● Request:
Review the lines that follow and copy each one that contains the word "原住房已拆迁".

● Material shown:
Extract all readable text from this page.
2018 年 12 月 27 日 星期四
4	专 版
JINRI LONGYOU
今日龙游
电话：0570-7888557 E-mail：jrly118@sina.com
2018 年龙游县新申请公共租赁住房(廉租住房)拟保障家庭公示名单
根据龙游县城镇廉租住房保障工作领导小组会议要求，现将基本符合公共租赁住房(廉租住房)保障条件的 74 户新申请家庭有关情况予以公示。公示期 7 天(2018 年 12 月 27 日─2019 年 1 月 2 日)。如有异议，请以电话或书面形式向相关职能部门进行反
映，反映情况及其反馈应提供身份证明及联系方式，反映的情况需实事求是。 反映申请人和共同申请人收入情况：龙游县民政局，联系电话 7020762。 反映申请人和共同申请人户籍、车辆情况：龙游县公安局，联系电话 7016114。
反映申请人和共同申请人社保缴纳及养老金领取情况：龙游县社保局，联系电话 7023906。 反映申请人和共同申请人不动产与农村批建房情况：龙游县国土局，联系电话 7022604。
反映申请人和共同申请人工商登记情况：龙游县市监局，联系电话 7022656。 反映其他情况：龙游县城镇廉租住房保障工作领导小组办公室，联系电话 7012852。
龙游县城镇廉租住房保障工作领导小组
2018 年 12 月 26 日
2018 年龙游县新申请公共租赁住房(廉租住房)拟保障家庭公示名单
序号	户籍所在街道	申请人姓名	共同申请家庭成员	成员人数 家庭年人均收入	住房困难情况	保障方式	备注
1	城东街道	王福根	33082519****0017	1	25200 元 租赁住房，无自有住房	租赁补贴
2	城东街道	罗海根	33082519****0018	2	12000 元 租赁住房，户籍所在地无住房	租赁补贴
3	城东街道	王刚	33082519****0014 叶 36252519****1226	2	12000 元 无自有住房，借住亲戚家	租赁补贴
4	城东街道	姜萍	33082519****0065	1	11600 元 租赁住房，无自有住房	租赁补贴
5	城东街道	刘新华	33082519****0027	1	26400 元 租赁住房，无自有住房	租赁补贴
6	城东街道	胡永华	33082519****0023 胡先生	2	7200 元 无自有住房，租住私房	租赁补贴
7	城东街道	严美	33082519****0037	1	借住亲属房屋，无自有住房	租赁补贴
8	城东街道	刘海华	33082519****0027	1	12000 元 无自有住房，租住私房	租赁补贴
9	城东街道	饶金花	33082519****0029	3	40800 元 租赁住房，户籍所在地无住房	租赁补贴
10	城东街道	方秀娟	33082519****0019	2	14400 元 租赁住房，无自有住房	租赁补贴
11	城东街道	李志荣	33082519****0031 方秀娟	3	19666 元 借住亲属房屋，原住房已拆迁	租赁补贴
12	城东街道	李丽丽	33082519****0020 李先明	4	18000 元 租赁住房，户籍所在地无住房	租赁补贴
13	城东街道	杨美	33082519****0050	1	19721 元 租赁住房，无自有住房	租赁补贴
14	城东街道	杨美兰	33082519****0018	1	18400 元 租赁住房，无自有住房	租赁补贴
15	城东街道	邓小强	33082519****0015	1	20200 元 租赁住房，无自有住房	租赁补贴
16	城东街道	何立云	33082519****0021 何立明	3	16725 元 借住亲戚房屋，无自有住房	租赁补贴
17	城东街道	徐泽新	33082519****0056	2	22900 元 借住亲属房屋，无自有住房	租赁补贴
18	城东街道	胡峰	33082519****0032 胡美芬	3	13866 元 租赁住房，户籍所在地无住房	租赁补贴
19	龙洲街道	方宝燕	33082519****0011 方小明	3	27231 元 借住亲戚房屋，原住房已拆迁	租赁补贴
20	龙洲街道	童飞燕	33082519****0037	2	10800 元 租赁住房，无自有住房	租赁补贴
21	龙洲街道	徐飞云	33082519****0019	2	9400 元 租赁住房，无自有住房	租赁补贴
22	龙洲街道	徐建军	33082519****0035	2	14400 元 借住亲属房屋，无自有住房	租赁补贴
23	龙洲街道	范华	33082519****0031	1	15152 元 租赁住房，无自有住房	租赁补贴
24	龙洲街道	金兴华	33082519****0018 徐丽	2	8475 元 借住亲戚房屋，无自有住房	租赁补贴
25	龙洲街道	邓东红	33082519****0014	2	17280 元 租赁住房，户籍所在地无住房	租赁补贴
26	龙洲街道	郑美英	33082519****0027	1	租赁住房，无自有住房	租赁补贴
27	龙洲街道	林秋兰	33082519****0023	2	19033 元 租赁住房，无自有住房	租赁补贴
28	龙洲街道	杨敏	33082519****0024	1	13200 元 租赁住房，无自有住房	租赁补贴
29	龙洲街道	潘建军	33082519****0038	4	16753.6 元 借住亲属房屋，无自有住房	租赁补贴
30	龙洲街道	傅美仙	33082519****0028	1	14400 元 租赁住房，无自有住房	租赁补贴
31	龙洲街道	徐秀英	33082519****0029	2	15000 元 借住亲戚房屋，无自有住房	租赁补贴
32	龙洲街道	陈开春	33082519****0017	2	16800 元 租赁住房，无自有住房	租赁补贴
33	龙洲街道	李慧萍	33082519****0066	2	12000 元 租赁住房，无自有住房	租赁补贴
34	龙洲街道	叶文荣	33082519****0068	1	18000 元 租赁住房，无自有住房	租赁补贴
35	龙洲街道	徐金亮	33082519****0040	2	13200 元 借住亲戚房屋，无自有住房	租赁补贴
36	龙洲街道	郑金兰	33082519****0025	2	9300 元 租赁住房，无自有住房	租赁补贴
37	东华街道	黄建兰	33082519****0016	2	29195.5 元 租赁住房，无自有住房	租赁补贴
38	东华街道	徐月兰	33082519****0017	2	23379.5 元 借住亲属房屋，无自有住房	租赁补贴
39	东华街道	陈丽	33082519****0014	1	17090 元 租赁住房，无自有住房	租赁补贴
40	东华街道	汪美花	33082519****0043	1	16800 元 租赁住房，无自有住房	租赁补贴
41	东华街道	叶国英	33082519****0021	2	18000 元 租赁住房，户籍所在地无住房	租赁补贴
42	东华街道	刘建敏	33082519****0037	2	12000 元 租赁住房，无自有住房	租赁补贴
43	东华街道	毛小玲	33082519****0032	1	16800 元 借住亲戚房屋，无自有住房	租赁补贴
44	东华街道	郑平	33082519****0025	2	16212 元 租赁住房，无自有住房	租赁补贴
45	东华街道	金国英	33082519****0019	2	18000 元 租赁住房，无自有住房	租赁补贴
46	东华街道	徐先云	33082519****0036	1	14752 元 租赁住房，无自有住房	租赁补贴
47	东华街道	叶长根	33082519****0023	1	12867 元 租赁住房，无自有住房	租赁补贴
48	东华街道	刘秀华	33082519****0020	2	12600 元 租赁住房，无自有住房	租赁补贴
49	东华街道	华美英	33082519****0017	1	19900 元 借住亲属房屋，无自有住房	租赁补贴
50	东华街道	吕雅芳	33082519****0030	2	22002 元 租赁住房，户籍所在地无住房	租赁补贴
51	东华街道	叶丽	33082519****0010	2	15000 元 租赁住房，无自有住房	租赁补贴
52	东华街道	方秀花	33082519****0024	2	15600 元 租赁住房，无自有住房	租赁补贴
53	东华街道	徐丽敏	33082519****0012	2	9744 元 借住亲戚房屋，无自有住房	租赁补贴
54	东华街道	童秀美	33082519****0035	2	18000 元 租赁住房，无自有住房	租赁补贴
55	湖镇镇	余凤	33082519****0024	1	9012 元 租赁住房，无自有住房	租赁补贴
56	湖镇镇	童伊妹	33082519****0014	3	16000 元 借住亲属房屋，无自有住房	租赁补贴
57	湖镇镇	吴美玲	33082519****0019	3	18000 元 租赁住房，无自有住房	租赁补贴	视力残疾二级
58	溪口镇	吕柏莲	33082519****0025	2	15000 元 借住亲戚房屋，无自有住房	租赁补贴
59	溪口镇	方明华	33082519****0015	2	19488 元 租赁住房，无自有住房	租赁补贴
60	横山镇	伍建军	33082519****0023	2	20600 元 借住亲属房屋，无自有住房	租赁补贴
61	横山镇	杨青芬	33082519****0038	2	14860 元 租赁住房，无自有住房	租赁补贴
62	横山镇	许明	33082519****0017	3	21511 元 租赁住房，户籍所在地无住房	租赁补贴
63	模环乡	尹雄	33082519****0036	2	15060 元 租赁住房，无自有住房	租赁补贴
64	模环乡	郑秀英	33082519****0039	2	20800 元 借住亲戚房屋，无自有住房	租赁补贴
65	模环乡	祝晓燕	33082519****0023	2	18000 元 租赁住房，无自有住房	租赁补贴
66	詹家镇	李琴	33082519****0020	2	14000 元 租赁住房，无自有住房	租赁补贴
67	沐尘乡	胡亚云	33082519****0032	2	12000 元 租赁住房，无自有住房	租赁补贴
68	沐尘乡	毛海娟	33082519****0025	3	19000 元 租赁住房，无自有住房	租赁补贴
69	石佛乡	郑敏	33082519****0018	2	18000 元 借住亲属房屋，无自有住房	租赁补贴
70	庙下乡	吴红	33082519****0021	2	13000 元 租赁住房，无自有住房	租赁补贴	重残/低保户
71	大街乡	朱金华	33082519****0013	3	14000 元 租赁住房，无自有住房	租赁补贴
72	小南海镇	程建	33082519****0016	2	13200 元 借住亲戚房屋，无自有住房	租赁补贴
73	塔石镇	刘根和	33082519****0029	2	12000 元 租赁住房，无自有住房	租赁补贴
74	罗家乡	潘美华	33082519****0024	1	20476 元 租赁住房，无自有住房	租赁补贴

● Full solution:
11	城东街道	李志荣	33082519****0031 方秀娟	3	19666 元 借住亲属房屋，原住房已拆迁	租赁补贴
19	龙洲街道	方宝燕	33082519****0011 方小明	3	27231 元 借住亲戚房屋，原住房已拆迁	租赁补贴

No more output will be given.